◆ **ページ抜粋**
----
仮想強豪チーム~どうやって勝つ?~

戦略・戦術

「野球とは筋書きのないドラマ」という言葉があります。大番狂わせ、想像もしていなかった展開が実際に起こります。なぜそういった結末に至ってしまうのか。奇跡?油断?それだけではありません。

結果には必ず理由があります。決して強いとは言えないチームが格上チームと対峙した時、どのようにして勝利を収めるのか。

大学以下の学生野球はほとんどがトーナメントです。勝ち上がれば必ず強豪に挑まなければならない時がやってきます。負ければ終わってしまう中で相手が悪いと最初から諦めてはいけません。持てる力を全て出しましょう。手が出なけば足を出そう。そういった意気込みで挑んでもらいたいです。

そんな中でも、ただガムシャラになるだけではいけません。「勝つためには」の戦略、戦術を追い求めましょう。

以下、説明に入っていきます。仮想ということもあり非常に抽象的な内容になりますが、チームに携わっている方は是非ご覧になってください。
----
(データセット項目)
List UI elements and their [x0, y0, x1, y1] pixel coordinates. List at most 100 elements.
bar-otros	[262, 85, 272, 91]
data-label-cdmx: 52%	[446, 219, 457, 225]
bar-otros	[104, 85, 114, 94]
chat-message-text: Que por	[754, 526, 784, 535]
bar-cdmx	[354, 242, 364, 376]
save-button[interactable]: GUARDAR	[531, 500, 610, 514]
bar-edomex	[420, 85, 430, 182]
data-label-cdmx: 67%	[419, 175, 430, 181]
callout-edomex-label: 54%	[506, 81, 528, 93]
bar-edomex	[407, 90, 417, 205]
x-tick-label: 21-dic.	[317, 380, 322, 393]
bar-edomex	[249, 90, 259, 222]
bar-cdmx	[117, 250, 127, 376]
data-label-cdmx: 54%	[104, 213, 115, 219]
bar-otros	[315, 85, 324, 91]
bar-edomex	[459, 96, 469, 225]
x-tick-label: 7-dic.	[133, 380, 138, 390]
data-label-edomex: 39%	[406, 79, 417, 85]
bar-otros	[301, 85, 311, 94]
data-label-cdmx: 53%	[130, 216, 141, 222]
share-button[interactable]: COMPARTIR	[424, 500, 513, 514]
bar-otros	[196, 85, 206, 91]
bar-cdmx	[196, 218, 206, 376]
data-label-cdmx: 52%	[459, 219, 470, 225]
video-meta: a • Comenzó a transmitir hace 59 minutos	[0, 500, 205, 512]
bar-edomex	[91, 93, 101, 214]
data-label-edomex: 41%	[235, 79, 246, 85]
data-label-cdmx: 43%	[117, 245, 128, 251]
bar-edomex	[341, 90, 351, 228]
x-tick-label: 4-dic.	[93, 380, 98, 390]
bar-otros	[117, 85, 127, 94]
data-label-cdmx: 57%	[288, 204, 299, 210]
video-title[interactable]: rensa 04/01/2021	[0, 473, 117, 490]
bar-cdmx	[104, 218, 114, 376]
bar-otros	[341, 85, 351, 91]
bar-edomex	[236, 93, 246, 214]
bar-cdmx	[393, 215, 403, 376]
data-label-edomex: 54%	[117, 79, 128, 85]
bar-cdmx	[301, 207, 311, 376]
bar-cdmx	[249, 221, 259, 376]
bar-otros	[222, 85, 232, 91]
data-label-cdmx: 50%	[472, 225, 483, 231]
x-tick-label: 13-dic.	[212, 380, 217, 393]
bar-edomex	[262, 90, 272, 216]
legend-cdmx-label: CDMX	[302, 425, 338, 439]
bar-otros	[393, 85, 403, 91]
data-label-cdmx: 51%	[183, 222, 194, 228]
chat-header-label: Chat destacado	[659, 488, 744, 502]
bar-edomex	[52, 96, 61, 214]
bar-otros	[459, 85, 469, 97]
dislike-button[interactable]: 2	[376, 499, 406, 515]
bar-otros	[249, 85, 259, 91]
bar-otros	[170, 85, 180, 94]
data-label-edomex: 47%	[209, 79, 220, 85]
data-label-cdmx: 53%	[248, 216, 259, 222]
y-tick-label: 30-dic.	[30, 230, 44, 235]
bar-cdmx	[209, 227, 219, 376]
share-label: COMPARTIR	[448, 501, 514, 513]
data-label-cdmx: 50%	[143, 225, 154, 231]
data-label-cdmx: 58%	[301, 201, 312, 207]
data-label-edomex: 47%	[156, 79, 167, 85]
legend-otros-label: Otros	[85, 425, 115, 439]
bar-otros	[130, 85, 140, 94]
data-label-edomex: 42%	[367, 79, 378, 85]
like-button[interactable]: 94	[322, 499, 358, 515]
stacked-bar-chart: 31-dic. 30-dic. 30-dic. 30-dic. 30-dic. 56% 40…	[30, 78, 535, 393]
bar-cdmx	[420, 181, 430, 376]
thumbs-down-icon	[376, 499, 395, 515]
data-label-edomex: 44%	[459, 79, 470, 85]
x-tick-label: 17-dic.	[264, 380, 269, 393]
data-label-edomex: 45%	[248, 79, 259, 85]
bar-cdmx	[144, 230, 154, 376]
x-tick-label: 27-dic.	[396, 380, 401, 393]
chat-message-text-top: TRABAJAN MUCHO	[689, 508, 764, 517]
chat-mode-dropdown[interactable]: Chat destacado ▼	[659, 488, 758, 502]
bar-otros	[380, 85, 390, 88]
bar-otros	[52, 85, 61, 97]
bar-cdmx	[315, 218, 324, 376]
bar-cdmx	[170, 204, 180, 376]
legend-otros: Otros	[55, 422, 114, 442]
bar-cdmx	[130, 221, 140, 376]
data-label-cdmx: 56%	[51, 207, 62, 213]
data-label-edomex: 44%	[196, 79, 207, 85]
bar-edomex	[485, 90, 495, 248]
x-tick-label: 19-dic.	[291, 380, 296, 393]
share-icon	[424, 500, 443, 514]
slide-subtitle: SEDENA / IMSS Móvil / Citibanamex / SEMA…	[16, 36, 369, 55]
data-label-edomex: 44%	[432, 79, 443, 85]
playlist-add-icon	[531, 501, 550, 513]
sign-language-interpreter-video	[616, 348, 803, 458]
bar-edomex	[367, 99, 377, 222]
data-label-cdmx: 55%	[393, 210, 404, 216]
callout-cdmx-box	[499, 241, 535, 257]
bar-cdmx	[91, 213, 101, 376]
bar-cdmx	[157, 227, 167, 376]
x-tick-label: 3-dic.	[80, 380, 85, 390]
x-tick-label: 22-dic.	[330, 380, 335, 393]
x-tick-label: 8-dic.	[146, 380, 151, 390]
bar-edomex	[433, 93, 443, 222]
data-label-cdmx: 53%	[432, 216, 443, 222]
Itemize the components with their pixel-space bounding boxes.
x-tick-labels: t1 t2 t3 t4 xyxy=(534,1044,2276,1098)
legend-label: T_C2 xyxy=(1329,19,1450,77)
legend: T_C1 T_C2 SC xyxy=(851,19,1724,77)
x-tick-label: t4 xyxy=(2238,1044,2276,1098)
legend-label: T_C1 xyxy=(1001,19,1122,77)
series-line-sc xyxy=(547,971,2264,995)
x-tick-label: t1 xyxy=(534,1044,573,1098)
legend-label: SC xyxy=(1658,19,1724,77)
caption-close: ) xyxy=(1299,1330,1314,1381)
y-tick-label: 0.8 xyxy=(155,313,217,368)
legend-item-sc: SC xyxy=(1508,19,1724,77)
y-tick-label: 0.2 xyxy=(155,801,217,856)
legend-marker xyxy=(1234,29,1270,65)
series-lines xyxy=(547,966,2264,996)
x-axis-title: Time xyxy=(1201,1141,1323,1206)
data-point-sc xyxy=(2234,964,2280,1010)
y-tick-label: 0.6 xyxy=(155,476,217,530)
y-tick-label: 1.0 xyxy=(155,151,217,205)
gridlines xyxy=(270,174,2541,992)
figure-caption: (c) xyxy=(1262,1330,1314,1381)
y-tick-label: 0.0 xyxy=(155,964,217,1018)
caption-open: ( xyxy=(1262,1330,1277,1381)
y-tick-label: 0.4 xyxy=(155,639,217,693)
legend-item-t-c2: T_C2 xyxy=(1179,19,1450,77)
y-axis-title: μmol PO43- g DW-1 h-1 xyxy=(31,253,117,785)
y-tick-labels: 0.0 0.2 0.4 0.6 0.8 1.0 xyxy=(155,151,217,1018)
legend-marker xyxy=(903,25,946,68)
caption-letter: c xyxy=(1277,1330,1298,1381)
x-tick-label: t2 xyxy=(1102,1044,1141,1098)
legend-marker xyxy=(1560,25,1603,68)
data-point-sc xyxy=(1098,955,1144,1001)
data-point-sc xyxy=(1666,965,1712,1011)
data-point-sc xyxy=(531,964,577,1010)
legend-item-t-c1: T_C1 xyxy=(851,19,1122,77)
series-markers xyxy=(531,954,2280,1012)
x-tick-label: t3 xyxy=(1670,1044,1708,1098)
----
◆ **課題の要件**
A) 仮想強豪チームの記事について、次の問いに答えてください。
(i) 冒頭で紹介されている、野球を言い表した言葉は何ですか。
(ii) 大学以下の学生野球は、ほとんどがどのような形式だと述べられていますか。
(iii) 最後の段落で、ぜひ見てほしいとされているのはどのような人ですか。
B) 仮想強豪チームの記事を、途切れたところから書き継いでください。

◆ **演習の結果**
A)
(i) 「野球とは筋書きのないドラマ」
(ii) トーナメント
(iii) チームに携わっている方

B)
勝つイメージ

格上チームを相手にする場合にまず必要なことがあります。それは「勝つイメージ」です。イメージでさえ勝つことを思い描けなければもともと難しいことが更に難しくなります。

以下、勝つイメージが可能という前提で進めていきます。

どういった結果で勝てましたか?ロースコアですか?シーソーゲームですか?

おそらく現実味を帯びたイメージをされたと思います。そのイメージを基盤にし次はシナリオを立てましょう。

勝つためのシナリオ

格上相手に勝つには、上手くいきすぎじゃないか?と疑問を覚えるような展開にしなければなりません。そのシナリオを予め描いておきましょう。「こうなったらいいな」ではなく「こうしないと、こうならないと勝てない」と思ってください。シナリオが構築できれば次に「シナリオ通りに進めるためには」を考えましょう。これが1番重要です。イメージ、シナリオと言葉では漠然としたものに聞こえてしまいますが、その方法を見出そうとすることでイメージの具体性が増します。

シナリオの現実味

シナリオに具体案が浮上した後は、現実味を確認しましょう。突拍子のないシナリオは意味がありません。ヒットをいっぱい打つ、完封する。このような考えはシナリオではなく希望です。いや「願い」と言ったほうが正しいでしょうか。

●例えば出塁したなら必ず得点圏の形にする。犠打、エンドラン、ランエンドヒット、盗塁等あらゆる作戦を駆使して出塁=得点圏という状況を作り出す。これは出来そうですよね?

このように出来る範囲の中でシナリオを立てましょう。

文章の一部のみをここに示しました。